— START —

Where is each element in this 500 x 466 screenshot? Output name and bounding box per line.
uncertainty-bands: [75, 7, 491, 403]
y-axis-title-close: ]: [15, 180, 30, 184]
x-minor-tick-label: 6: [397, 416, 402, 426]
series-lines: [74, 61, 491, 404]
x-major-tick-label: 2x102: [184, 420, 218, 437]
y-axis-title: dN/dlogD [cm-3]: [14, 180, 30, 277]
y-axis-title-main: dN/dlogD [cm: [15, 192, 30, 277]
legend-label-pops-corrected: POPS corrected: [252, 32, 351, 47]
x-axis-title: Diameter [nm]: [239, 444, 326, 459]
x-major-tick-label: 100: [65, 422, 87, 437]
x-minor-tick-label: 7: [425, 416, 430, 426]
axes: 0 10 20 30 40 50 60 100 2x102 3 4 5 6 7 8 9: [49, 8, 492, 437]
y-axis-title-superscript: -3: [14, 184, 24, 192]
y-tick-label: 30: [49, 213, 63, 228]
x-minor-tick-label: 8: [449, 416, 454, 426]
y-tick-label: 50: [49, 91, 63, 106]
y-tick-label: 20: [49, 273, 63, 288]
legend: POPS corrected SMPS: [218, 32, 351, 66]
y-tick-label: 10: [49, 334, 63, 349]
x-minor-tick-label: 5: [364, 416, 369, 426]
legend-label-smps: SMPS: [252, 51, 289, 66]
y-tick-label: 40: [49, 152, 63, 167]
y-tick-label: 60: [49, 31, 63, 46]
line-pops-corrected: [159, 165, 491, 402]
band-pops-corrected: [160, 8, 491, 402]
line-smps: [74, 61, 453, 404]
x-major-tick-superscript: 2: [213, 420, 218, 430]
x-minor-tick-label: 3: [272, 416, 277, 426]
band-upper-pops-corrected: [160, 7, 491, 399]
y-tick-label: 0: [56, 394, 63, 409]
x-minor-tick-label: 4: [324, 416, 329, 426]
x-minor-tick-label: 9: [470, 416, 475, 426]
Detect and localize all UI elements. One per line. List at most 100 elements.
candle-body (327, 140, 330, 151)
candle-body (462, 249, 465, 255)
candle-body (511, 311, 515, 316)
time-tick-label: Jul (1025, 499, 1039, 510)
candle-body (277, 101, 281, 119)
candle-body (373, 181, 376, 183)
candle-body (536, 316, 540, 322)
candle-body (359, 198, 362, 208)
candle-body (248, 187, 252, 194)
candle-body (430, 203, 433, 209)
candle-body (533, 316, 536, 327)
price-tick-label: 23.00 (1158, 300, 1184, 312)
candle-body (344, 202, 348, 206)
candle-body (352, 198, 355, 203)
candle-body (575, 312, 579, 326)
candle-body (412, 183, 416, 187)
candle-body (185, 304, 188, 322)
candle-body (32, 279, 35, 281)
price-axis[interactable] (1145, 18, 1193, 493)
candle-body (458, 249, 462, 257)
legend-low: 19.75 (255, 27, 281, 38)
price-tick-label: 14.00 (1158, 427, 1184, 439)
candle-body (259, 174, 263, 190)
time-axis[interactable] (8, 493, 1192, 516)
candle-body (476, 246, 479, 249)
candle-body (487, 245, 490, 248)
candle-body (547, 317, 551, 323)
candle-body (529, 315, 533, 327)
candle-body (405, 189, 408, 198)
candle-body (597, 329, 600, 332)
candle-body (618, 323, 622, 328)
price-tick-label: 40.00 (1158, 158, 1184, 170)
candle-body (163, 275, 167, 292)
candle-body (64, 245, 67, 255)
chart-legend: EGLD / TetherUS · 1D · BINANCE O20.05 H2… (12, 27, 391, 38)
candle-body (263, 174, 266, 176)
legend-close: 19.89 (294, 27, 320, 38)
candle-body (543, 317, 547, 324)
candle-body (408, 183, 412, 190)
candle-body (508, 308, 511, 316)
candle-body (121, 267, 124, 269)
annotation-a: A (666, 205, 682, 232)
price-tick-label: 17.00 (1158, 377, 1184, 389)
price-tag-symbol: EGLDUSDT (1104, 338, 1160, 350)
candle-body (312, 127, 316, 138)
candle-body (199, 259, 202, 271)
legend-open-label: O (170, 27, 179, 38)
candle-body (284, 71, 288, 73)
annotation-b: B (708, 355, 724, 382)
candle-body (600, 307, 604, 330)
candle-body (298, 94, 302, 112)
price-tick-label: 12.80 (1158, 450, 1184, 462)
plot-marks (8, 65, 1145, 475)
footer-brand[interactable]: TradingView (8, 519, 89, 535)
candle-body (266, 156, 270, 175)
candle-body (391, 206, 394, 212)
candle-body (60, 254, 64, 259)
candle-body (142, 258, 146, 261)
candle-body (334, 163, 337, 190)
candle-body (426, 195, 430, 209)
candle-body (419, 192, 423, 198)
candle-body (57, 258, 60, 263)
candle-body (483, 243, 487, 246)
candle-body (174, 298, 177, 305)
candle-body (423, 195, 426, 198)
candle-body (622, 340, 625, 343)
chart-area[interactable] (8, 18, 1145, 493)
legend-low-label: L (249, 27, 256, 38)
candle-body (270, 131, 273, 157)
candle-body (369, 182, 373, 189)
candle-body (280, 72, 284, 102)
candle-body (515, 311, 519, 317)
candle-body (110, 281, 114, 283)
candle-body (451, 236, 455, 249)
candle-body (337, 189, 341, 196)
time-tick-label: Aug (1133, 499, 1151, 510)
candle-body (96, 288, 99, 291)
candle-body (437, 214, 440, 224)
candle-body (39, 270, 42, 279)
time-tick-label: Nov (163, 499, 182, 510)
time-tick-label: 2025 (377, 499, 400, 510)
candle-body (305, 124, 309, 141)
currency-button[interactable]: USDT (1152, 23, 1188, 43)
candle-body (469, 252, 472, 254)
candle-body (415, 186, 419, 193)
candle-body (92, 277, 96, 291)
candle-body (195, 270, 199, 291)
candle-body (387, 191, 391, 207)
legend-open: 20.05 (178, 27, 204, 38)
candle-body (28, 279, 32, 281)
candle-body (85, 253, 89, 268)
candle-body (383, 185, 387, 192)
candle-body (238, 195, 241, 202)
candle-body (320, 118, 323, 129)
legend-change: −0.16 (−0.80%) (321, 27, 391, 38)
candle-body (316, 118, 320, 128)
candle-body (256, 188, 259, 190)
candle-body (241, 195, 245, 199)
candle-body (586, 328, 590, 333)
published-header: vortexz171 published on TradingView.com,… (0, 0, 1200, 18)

— END —

◆ **Directive**:
Which lines above contain the string "open"? Select each of them and copy it whole, treating case as significant.

◆ **Output for this task**:
legend-open-label: O (170, 27, 179, 38)
legend-open: 20.05 (178, 27, 204, 38)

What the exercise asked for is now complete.